Do this
Select every line holding the word "حديث" and copy it.

Working data
____

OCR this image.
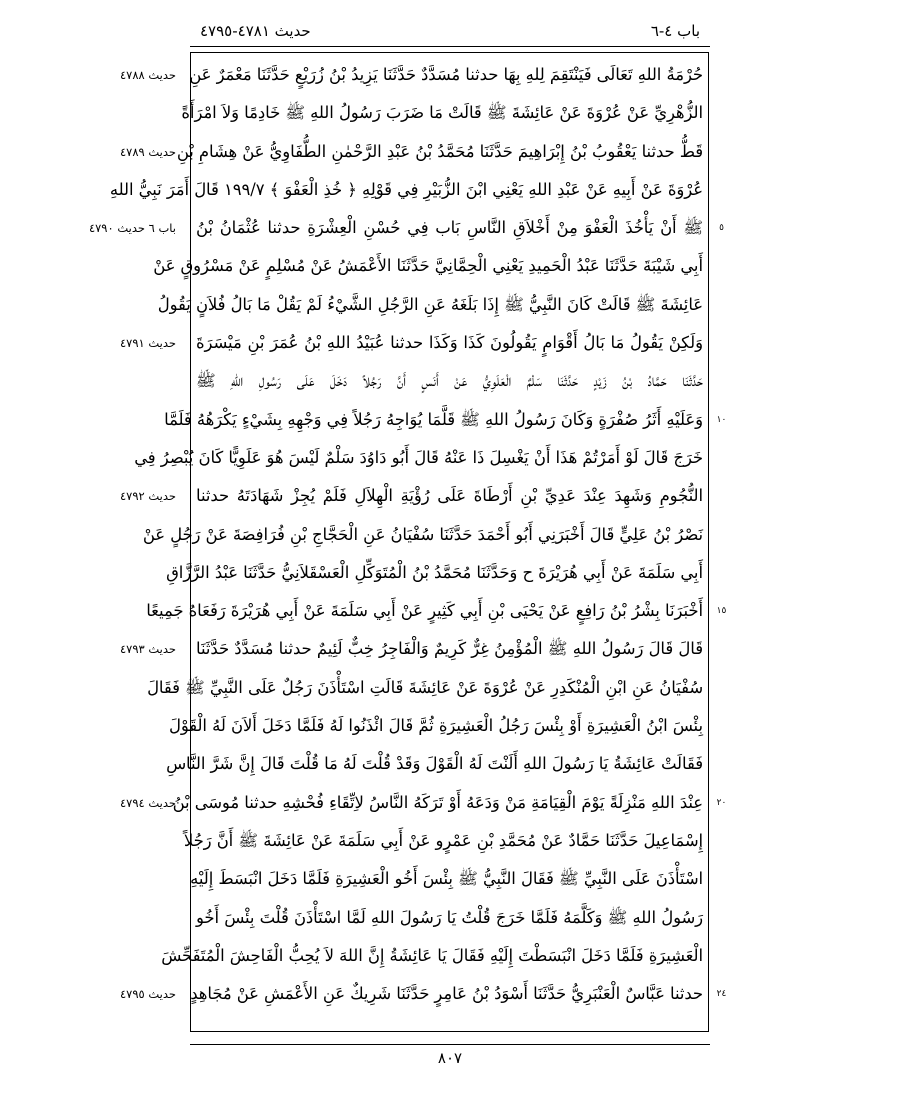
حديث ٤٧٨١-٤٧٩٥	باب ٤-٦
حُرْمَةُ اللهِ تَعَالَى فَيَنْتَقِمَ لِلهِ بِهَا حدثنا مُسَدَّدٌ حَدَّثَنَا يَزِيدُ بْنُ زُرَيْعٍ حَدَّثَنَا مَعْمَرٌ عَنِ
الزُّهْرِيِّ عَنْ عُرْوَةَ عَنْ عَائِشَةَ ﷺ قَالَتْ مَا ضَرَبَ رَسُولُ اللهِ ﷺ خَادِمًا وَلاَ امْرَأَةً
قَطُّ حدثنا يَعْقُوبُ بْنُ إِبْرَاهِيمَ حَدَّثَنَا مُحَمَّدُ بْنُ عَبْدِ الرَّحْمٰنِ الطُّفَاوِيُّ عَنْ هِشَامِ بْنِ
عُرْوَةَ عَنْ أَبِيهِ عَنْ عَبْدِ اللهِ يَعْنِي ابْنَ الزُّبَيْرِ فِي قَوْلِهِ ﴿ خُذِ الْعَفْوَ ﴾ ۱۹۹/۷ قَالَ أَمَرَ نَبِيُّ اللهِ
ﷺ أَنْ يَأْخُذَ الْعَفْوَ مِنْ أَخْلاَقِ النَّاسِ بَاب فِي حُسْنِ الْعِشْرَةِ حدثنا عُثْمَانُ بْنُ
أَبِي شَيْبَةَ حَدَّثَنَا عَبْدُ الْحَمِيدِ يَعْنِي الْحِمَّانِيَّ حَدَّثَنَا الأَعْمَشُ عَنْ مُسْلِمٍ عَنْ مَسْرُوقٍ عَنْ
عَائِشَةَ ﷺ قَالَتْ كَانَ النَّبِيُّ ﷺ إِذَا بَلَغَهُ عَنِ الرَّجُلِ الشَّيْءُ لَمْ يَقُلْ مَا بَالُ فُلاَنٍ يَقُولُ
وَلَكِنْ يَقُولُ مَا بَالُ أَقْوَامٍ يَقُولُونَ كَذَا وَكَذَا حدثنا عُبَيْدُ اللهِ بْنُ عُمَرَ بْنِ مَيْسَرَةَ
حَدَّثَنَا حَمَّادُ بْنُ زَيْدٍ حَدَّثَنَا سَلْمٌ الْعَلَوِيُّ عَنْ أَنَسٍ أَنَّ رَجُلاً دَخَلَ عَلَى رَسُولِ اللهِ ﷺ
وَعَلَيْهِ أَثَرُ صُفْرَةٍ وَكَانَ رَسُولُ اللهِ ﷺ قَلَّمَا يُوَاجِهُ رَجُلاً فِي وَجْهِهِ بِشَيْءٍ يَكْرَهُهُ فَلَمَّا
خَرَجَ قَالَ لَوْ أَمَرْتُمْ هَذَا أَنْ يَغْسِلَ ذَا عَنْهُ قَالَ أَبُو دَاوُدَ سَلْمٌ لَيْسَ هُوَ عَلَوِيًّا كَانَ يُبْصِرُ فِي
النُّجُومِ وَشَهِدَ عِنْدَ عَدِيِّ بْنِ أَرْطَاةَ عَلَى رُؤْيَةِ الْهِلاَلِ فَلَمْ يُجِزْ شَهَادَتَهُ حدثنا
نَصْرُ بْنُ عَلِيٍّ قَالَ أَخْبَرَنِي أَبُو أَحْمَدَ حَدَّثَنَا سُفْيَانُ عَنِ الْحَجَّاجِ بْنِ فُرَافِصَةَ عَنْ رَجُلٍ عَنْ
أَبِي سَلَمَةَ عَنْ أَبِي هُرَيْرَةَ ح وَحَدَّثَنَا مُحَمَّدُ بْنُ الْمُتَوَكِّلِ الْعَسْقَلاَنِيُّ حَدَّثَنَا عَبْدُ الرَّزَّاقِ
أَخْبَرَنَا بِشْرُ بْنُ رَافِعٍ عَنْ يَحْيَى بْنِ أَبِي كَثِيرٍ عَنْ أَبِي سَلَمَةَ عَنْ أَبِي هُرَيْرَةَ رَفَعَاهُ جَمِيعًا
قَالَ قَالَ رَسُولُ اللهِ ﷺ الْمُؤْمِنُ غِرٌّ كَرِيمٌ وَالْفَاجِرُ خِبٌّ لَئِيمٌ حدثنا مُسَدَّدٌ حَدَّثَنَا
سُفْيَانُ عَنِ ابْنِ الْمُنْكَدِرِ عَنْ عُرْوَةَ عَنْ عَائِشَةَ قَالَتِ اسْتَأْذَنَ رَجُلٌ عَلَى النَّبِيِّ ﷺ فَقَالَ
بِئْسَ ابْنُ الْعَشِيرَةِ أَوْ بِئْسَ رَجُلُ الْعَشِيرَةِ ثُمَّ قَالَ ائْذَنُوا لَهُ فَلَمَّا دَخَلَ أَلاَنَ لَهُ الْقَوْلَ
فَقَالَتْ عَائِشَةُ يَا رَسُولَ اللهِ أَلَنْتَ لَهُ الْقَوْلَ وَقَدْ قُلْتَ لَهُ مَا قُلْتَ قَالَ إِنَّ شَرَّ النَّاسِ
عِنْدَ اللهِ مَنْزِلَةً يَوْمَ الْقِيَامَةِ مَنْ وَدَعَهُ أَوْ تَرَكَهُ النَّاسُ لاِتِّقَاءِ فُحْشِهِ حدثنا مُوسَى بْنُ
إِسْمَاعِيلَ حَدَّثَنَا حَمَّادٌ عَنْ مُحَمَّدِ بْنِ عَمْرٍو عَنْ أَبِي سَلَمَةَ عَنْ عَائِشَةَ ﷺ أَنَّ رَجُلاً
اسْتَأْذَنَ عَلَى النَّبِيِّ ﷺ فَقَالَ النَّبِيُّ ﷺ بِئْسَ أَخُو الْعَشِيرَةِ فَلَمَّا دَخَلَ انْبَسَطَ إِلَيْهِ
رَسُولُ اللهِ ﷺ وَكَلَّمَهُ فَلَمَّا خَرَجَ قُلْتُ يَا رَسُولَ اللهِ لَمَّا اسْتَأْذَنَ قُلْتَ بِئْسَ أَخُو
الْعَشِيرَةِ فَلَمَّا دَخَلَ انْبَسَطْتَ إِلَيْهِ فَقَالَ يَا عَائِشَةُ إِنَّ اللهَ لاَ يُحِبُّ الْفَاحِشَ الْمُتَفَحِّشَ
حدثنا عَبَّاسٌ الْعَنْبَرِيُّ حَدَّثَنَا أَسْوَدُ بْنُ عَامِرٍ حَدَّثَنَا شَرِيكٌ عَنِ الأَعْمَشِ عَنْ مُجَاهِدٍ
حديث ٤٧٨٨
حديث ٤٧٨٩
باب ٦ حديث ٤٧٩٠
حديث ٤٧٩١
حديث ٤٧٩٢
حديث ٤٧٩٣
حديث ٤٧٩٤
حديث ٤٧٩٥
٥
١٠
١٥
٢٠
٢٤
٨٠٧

____

The answer
حديث ٤٧٨١-٤٧٩٥	باب ٤-٦
حديث ٤٧٨٨
حديث ٤٧٨٩
باب ٦ حديث ٤٧٩٠
حديث ٤٧٩١
حديث ٤٧٩٢
حديث ٤٧٩٣
حديث ٤٧٩٤
حديث ٤٧٩٥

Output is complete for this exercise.